§ **OBJECTIVE**:
Take from the listing each line that has the string "Research".

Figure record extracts
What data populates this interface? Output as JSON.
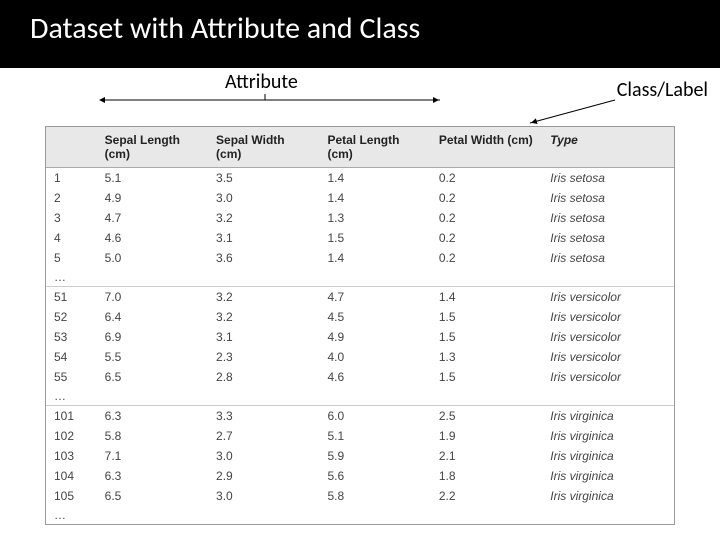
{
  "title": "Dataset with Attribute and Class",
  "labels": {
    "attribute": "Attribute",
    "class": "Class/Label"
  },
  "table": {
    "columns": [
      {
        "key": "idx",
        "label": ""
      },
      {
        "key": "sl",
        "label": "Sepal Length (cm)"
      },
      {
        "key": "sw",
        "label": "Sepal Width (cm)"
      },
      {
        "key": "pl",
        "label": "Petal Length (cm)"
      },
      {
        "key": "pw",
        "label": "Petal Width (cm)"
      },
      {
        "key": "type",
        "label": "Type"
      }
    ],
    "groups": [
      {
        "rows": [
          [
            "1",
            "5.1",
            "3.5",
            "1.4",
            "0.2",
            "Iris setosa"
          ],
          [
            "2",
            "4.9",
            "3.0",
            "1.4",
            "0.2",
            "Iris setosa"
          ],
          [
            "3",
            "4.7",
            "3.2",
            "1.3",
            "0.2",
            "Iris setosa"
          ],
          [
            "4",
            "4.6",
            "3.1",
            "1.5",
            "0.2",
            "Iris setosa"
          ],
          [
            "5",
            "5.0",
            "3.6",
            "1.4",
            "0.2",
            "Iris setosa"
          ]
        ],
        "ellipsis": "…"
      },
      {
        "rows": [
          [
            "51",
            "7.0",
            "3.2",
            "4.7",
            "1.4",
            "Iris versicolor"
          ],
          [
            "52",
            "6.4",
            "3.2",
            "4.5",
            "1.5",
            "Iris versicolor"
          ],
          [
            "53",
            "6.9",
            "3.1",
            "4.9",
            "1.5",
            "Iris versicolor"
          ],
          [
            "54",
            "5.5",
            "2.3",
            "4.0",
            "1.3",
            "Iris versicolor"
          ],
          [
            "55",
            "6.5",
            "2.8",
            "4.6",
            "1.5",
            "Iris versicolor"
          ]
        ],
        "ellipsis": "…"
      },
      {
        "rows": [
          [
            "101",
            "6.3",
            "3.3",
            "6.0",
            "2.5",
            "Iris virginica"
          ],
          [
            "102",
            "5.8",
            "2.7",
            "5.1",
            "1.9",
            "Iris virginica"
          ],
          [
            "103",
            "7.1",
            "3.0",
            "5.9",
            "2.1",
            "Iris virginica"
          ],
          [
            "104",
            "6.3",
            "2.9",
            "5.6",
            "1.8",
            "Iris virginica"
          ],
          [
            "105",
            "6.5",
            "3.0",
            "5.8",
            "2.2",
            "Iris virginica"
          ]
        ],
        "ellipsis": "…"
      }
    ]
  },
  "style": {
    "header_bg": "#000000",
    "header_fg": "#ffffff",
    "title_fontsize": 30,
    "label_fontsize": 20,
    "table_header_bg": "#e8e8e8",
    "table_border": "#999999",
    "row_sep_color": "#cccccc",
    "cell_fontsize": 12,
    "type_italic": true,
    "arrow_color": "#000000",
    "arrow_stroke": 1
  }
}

--

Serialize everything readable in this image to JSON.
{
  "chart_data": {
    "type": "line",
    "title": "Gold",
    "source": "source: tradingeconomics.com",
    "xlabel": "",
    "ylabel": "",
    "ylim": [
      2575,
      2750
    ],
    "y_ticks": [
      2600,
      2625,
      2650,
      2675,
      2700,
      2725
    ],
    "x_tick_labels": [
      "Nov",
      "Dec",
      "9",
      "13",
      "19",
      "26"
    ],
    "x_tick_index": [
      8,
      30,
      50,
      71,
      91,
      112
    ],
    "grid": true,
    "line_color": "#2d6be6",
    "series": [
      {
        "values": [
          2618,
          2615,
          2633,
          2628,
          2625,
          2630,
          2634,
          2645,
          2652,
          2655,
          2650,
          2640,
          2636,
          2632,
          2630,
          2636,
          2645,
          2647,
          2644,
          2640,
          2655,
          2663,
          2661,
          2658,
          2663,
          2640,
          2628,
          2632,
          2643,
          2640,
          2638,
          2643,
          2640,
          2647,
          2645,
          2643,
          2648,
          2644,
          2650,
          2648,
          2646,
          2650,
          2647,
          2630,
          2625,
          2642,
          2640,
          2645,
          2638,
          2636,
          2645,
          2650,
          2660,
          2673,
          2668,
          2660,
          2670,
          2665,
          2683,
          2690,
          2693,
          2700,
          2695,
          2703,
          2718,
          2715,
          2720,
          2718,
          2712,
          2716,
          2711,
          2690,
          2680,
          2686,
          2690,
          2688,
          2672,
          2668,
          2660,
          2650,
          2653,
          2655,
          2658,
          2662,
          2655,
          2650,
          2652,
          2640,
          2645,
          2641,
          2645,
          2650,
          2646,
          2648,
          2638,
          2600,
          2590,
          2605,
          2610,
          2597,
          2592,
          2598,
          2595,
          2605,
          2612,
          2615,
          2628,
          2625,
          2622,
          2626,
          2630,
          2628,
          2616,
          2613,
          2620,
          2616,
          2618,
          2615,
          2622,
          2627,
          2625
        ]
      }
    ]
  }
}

--

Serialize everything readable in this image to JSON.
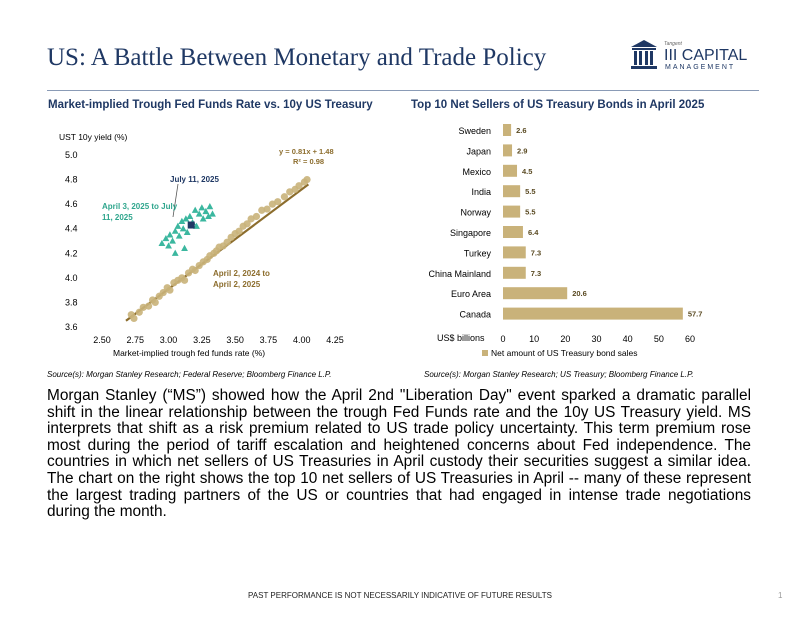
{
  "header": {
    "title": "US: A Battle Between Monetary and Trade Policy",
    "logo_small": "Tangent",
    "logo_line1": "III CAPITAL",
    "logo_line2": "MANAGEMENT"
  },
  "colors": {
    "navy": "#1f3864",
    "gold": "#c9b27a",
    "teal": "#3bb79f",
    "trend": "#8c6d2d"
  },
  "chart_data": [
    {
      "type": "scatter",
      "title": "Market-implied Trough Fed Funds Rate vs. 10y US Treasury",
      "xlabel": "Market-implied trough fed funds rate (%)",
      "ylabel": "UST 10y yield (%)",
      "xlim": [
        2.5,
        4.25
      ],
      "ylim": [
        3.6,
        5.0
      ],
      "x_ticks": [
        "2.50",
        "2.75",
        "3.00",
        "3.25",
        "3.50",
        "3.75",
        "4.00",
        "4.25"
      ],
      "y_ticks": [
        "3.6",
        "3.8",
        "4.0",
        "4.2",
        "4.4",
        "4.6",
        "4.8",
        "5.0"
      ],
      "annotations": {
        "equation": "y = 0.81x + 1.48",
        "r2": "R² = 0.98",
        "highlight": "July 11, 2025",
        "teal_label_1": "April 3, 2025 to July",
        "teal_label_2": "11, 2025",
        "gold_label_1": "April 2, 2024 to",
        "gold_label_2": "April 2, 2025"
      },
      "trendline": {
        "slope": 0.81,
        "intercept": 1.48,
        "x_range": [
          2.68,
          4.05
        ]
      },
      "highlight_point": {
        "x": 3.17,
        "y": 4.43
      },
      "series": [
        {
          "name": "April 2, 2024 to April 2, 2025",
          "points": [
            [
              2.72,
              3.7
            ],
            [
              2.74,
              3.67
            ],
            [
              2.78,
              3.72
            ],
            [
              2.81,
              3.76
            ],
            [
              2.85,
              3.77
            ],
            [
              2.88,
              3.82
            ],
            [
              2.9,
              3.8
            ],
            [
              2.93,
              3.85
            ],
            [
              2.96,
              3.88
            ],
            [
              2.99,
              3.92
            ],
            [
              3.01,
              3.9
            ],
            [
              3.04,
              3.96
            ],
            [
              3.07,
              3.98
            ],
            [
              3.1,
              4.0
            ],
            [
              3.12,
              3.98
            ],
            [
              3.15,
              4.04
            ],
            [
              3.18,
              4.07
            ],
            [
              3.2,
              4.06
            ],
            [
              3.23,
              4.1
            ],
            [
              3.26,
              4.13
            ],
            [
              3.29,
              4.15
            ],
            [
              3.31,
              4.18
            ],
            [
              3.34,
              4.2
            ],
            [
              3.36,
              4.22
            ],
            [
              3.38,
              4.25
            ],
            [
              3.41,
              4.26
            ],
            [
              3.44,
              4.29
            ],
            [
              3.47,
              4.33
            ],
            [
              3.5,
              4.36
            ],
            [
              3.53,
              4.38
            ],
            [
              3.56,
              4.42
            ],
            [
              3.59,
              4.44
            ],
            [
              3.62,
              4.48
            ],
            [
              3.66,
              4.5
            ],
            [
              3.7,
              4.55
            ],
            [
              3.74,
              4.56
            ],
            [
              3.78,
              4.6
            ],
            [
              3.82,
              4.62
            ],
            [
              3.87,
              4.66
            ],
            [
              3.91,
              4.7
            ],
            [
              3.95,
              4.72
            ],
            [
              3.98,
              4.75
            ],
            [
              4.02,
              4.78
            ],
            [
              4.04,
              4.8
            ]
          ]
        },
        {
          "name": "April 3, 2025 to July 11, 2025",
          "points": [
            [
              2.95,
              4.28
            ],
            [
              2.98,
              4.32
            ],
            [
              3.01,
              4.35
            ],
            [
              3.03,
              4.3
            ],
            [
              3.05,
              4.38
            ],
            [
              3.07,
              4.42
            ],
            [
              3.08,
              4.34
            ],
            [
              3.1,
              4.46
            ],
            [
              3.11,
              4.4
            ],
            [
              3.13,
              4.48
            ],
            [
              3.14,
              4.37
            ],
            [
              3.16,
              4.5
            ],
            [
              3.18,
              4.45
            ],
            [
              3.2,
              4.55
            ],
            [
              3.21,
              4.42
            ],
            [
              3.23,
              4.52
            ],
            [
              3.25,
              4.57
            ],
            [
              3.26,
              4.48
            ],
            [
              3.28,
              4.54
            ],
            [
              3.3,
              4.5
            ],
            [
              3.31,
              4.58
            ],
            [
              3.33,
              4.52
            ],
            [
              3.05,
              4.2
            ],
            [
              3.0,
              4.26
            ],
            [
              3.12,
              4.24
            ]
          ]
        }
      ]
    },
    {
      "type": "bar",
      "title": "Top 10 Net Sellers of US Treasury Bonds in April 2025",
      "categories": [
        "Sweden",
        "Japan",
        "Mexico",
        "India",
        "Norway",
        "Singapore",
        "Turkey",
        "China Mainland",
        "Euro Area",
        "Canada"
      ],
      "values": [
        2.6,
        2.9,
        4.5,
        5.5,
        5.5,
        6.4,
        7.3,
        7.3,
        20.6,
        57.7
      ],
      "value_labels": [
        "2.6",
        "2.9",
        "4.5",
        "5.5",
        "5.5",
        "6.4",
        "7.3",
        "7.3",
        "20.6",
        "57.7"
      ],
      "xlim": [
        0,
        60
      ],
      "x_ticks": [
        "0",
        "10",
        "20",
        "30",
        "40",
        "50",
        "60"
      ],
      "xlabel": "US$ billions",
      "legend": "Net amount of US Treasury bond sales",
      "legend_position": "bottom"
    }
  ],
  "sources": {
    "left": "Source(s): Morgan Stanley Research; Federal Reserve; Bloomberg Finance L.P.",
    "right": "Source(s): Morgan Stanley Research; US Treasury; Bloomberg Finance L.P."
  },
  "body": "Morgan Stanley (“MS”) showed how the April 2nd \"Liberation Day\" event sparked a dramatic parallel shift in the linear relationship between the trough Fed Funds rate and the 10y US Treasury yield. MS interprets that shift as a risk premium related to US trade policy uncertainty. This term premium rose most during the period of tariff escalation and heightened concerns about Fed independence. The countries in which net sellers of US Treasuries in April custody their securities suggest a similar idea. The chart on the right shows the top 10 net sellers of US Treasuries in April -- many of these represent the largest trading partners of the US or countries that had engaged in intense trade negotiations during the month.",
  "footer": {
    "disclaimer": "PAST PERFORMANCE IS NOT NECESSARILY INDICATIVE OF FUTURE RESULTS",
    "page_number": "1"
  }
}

§ **ANSWER TO THE TASK**:
    "left": "Source(s): Morgan Stanley Research; Federal Reserve; Bloomberg Finance L.P.",
    "right": "Source(s): Morgan Stanley Research; US Treasury; Bloomberg Finance L.P."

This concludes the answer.